## SET EXERCISE
Return all of the entries word for word, but omit the pictures they contain.

## Stored records

****************************************

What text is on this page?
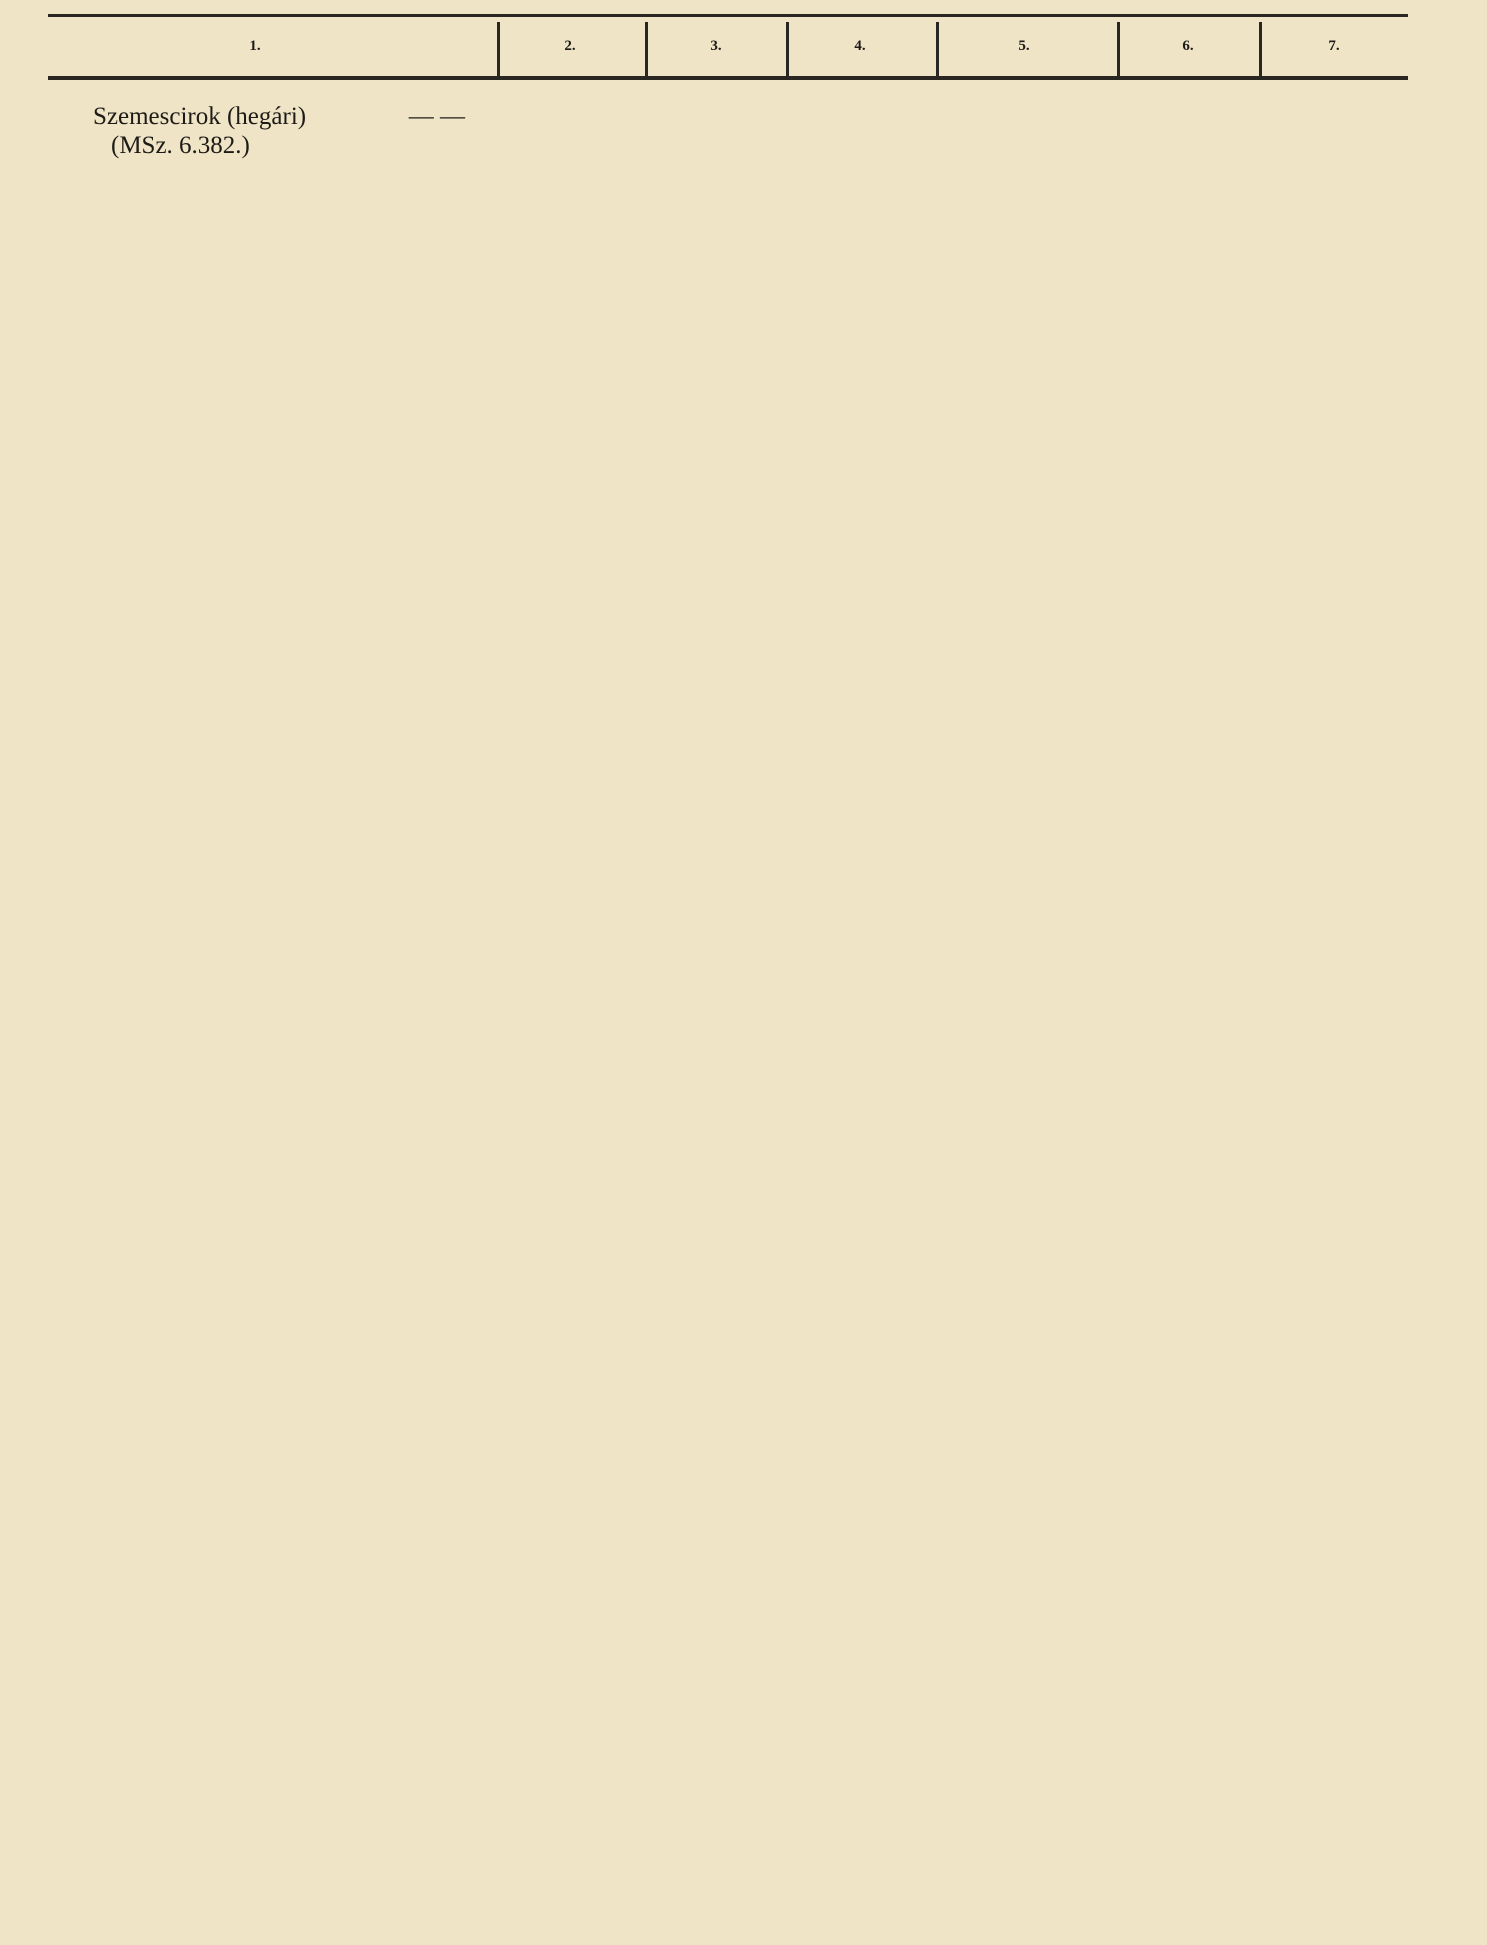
1.	2.	3.	4.	5.	6.	7.
Szemescirok (hegári)	— —
(MSz. 6.382.)
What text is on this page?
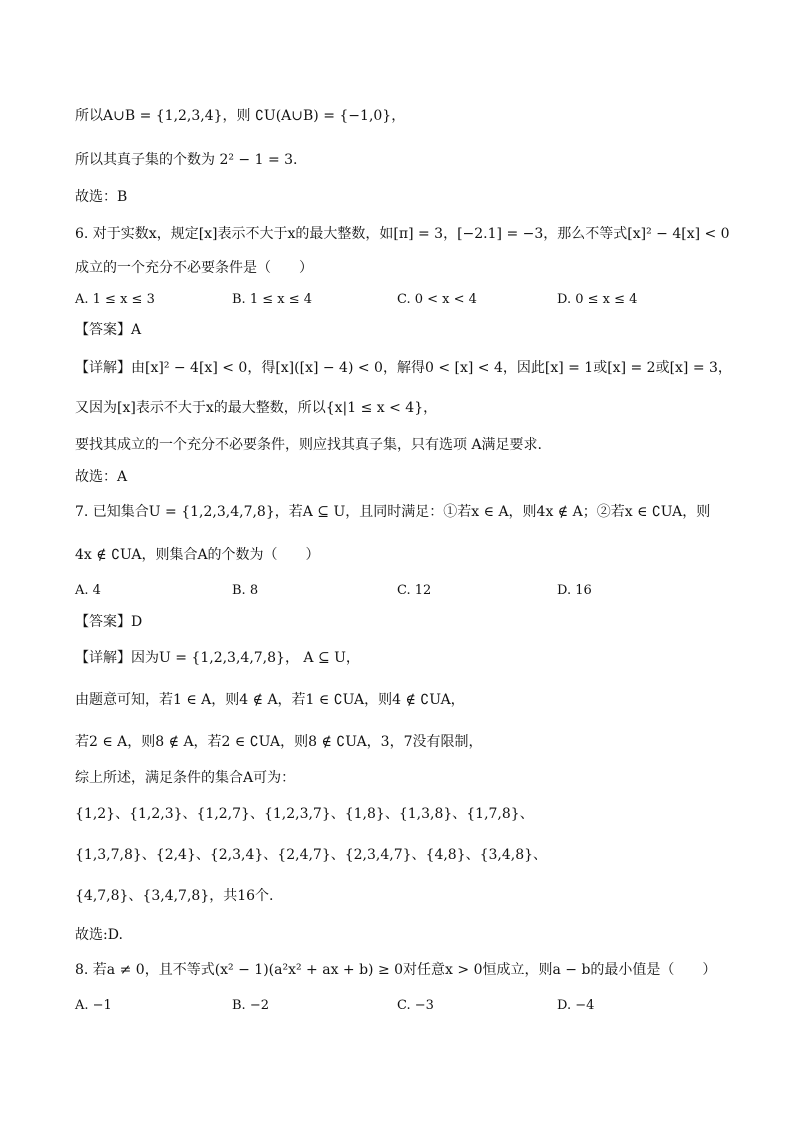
所以A∪B = {1,2,3,4}，则 ∁U(A∪B) = {−1,0}，
所以其真子集的个数为 2² − 1 = 3.
故选：B
6. 对于实数x，规定[x]表示不大于x的最大整数，如[π] = 3，[−2.1] = −3，那么不等式[x]² − 4[x] < 0
成立的一个充分不必要条件是（　　）
A. 1 ≤ x ≤ 3	B. 1 ≤ x ≤ 4	C. 0 < x < 4	D. 0 ≤ x ≤ 4
【答案】A
【详解】由[x]² − 4[x] < 0，得[x]([x] − 4) < 0，解得0 < [x] < 4，因此[x] = 1或[x] = 2或[x] = 3，
又因为[x]表示不大于x的最大整数，所以{x|1 ≤ x < 4}，
要找其成立的一个充分不必要条件，则应找其真子集，只有选项 A满足要求.
故选：A
7. 已知集合U = {1,2,3,4,7,8}，若A ⊆ U，且同时满足：①若x ∈ A，则4x ∉ A；②若x ∈ ∁UA，则
4x ∉ ∁UA，则集合A的个数为（　　）
A. 4	B. 8	C. 12	D. 16
【答案】D
【详解】因为U = {1,2,3,4,7,8}， A ⊆ U，
由题意可知，若1 ∈ A，则4 ∉ A，若1 ∈ ∁UA，则4 ∉ ∁UA，
若2 ∈ A，则8 ∉ A，若2 ∈ ∁UA，则8 ∉ ∁UA，3，7没有限制，
综上所述，满足条件的集合A可为：
{1,2}、{1,2,3}、{1,2,7}、{1,2,3,7}、{1,8}、{1,3,8}、{1,7,8}、
{1,3,7,8}、{2,4}、{2,3,4}、{2,4,7}、{2,3,4,7}、{4,8}、{3,4,8}、
{4,7,8}、{3,4,7,8}，共16个.
故选:D.
8. 若a ≠ 0，且不等式(x² − 1)(a²x² + ax + b) ≥ 0对任意x > 0恒成立，则a − b的最小值是（　　）
A. −1	B. −2	C. −3	D. −4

****************************************

## REPLY TO THE EXERCISE
What text is on this page?
1.	2.	3.	4.	5.	6.	7.
Szemescirok (hegári)	— —
(MSz. 6.382.)
What text is on this page?
所以A∪B = {1,2,3,4}，则 ∁U(A∪B) = {−1,0}，
所以其真子集的个数为 2² − 1 = 3.
故选：B
6. 对于实数x，规定[x]表示不大于x的最大整数，如[π] = 3，[−2.1] = −3，那么不等式[x]² − 4[x] < 0
成立的一个充分不必要条件是（　　）
A. 1 ≤ x ≤ 3	B. 1 ≤ x ≤ 4	C. 0 < x < 4	D. 0 ≤ x ≤ 4
【答案】A
【详解】由[x]² − 4[x] < 0，得[x]([x] − 4) < 0，解得0 < [x] < 4，因此[x] = 1或[x] = 2或[x] = 3，
又因为[x]表示不大于x的最大整数，所以{x|1 ≤ x < 4}，
要找其成立的一个充分不必要条件，则应找其真子集，只有选项 A满足要求.
故选：A
7. 已知集合U = {1,2,3,4,7,8}，若A ⊆ U，且同时满足：①若x ∈ A，则4x ∉ A；②若x ∈ ∁UA，则
4x ∉ ∁UA，则集合A的个数为（　　）
A. 4	B. 8	C. 12	D. 16
【答案】D
【详解】因为U = {1,2,3,4,7,8}， A ⊆ U，
由题意可知，若1 ∈ A，则4 ∉ A，若1 ∈ ∁UA，则4 ∉ ∁UA，
若2 ∈ A，则8 ∉ A，若2 ∈ ∁UA，则8 ∉ ∁UA，3，7没有限制，
综上所述，满足条件的集合A可为：
{1,2}、{1,2,3}、{1,2,7}、{1,2,3,7}、{1,8}、{1,3,8}、{1,7,8}、
{1,3,7,8}、{2,4}、{2,3,4}、{2,4,7}、{2,3,4,7}、{4,8}、{3,4,8}、
{4,7,8}、{3,4,7,8}，共16个.
故选:D.
8. 若a ≠ 0，且不等式(x² − 1)(a²x² + ax + b) ≥ 0对任意x > 0恒成立，则a − b的最小值是（　　）
A. −1	B. −2	C. −3	D. −4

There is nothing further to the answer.